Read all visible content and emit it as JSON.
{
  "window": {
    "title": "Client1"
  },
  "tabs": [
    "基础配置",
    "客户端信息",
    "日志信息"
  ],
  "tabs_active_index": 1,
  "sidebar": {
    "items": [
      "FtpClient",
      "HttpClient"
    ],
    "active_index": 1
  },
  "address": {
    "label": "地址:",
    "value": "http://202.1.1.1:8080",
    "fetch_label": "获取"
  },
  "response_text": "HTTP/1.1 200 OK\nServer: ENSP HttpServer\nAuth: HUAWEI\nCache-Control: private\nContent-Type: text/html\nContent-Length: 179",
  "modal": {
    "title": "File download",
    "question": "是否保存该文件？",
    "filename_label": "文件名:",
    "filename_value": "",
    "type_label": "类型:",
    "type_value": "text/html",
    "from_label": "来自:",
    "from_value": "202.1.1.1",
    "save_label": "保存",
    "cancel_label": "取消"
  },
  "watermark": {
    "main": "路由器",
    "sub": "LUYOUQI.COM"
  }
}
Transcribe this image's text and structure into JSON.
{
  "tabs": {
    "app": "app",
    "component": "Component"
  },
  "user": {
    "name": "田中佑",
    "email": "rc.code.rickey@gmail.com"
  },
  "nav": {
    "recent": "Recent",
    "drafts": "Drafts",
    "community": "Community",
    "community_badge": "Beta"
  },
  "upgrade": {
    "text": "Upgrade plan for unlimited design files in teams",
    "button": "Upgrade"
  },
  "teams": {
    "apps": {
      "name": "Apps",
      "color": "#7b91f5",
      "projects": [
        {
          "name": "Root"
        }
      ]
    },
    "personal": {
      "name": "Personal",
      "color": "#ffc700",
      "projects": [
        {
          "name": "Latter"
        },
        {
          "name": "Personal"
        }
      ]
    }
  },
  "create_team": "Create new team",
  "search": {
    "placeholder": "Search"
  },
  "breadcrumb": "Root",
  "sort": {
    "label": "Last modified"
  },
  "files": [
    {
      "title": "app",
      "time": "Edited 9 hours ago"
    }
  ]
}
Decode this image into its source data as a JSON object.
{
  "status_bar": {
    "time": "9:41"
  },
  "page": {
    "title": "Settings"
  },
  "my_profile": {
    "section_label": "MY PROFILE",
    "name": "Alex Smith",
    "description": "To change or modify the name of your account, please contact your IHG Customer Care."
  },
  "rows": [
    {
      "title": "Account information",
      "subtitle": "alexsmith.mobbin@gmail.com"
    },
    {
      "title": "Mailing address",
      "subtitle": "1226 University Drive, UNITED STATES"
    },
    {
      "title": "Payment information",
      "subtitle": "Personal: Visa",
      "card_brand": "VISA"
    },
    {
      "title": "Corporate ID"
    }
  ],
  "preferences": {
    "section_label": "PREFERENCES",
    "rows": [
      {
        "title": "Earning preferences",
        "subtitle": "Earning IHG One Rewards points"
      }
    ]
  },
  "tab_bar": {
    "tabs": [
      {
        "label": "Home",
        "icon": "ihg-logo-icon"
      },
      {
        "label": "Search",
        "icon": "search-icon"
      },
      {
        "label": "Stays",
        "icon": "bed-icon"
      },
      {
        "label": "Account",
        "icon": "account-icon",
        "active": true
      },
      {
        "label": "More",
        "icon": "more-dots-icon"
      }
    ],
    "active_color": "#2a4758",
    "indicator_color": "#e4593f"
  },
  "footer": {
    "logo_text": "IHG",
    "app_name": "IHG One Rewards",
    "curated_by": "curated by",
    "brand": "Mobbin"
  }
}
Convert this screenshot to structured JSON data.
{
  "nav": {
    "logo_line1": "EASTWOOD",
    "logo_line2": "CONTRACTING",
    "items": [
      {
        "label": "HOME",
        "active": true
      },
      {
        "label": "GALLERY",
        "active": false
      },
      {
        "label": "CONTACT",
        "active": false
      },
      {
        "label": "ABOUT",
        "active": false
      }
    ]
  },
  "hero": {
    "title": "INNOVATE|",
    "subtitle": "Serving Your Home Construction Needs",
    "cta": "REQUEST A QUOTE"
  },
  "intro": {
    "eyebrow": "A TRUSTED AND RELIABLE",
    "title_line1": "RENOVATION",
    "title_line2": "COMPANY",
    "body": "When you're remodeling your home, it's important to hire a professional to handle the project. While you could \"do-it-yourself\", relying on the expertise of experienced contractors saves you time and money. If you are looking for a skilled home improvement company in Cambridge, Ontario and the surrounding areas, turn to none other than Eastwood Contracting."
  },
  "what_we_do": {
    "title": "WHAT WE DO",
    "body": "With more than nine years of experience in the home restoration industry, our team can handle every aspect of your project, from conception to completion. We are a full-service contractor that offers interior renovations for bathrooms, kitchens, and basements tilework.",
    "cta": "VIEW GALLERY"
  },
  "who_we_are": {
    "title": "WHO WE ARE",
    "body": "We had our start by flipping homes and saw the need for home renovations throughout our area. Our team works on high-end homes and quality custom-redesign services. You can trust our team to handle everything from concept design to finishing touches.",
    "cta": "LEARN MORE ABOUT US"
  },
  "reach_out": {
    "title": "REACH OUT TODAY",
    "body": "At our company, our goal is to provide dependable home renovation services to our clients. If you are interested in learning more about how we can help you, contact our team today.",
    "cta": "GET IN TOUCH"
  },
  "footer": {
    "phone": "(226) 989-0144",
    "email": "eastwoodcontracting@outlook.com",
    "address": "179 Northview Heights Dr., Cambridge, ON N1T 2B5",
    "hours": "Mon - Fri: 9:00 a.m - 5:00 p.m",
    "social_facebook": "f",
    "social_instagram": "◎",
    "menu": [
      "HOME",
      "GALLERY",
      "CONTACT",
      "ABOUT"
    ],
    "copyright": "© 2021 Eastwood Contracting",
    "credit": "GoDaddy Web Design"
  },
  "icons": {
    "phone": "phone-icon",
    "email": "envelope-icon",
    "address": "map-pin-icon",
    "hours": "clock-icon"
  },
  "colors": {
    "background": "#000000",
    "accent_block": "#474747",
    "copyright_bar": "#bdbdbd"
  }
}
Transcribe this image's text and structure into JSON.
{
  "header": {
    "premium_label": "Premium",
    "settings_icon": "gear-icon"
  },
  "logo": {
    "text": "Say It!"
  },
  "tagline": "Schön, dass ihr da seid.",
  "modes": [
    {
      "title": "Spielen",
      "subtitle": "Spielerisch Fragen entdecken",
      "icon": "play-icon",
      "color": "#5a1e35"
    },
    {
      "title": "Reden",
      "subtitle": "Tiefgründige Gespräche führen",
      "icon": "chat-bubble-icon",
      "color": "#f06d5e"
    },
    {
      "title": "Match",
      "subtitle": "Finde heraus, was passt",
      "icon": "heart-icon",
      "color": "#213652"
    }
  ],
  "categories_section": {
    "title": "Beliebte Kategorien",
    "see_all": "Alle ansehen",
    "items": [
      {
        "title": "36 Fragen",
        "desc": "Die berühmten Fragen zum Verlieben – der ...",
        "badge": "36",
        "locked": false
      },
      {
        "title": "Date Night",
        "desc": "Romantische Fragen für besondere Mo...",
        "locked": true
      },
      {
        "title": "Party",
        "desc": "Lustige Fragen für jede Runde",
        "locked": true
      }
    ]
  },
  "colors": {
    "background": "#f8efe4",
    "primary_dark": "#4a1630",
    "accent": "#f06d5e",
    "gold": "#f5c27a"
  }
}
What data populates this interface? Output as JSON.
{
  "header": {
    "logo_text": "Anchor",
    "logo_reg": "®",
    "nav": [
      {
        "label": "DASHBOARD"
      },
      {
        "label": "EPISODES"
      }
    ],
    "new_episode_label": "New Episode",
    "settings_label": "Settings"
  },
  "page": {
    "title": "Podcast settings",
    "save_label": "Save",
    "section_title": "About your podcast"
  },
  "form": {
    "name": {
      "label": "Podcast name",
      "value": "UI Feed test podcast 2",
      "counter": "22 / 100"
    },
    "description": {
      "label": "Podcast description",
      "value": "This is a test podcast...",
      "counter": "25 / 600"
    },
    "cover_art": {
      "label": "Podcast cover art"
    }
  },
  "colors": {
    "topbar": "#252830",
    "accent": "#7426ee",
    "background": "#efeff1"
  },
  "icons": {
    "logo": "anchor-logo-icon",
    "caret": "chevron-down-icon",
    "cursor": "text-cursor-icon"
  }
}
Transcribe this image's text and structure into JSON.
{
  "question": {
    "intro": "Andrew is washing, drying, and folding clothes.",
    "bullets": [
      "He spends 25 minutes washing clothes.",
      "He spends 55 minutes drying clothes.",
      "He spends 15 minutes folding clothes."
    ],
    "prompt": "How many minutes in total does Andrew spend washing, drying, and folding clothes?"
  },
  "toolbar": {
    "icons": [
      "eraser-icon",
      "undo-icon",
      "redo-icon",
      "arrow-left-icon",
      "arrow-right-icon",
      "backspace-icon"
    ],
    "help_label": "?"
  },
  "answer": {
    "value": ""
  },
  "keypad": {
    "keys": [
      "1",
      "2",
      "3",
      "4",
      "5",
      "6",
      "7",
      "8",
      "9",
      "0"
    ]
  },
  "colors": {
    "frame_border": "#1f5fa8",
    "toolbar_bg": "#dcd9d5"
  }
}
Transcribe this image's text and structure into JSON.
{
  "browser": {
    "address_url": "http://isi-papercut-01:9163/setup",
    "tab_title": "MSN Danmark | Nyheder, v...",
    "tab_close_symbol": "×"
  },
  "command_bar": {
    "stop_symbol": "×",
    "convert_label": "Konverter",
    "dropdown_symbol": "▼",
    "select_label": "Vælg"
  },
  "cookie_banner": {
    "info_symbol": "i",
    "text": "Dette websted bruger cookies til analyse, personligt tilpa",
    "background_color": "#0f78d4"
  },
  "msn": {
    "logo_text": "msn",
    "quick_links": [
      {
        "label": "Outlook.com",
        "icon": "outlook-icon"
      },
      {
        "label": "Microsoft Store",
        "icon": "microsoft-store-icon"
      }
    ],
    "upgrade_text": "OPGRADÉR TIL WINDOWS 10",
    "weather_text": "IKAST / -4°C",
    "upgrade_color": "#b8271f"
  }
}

━━━━━━━━━━

▶ **Task goal**
Pull out each line holding the string "time".

▶ **Task solution**
      "time": "Edited 9 hours ago"
    "time": "9:41"
    "body": "When you're remodeling your home, it's important to hire a professional to handle the project. While you could \"do-it-yourself\", relying on the expertise of experienced contractors saves you time and money. If you are looking for a skilled home improvement company in Cambridge, Ontario and the surrounding areas, turn to none other than Eastwood Contracting."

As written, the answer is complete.